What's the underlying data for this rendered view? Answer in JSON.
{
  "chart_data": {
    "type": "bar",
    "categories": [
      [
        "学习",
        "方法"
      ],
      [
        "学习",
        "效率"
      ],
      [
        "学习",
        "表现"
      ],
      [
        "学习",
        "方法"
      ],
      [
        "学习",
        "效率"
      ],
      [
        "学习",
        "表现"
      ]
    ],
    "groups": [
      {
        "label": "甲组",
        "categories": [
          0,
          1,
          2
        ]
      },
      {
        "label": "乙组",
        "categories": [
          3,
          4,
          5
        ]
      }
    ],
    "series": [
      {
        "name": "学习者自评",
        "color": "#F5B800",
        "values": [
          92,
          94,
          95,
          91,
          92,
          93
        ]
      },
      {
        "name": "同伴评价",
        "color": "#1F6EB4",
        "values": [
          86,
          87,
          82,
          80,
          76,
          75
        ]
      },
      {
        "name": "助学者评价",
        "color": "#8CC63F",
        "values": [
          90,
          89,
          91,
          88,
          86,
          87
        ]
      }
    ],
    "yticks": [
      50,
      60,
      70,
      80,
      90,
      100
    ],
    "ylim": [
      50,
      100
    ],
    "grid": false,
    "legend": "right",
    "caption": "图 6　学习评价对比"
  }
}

◇ ◇ ◇ ◇ ◇

▶ **Your objective**
Quote every entry exactly.

▶ **The output**
What's the underlying data for this rendered view? Answer in JSON.
{
  "chart_data": {
    "type": "bar",
    "categories": [
      [
        "学习",
        "方法"
      ],
      [
        "学习",
        "效率"
      ],
      [
        "学习",
        "表现"
      ],
      [
        "学习",
        "方法"
      ],
      [
        "学习",
        "效率"
      ],
      [
        "学习",
        "表现"
      ]
    ],
    "groups": [
      {
        "label": "甲组",
        "categories": [
          0,
          1,
          2
        ]
      },
      {
        "label": "乙组",
        "categories": [
          3,
          4,
          5
        ]
      }
    ],
    "series": [
      {
        "name": "学习者自评",
        "color": "#F5B800",
        "values": [
          92,
          94,
          95,
          91,
          92,
          93
        ]
      },
      {
        "name": "同伴评价",
        "color": "#1F6EB4",
        "values": [
          86,
          87,
          82,
          80,
          76,
          75
        ]
      },
      {
        "name": "助学者评价",
        "color": "#8CC63F",
        "values": [
          90,
          89,
          91,
          88,
          86,
          87
        ]
      }
    ],
    "yticks": [
      50,
      60,
      70,
      80,
      90,
      100
    ],
    "ylim": [
      50,
      100
    ],
    "grid": false,
    "legend": "right",
    "caption": "图 6　学习评价对比"
  }
}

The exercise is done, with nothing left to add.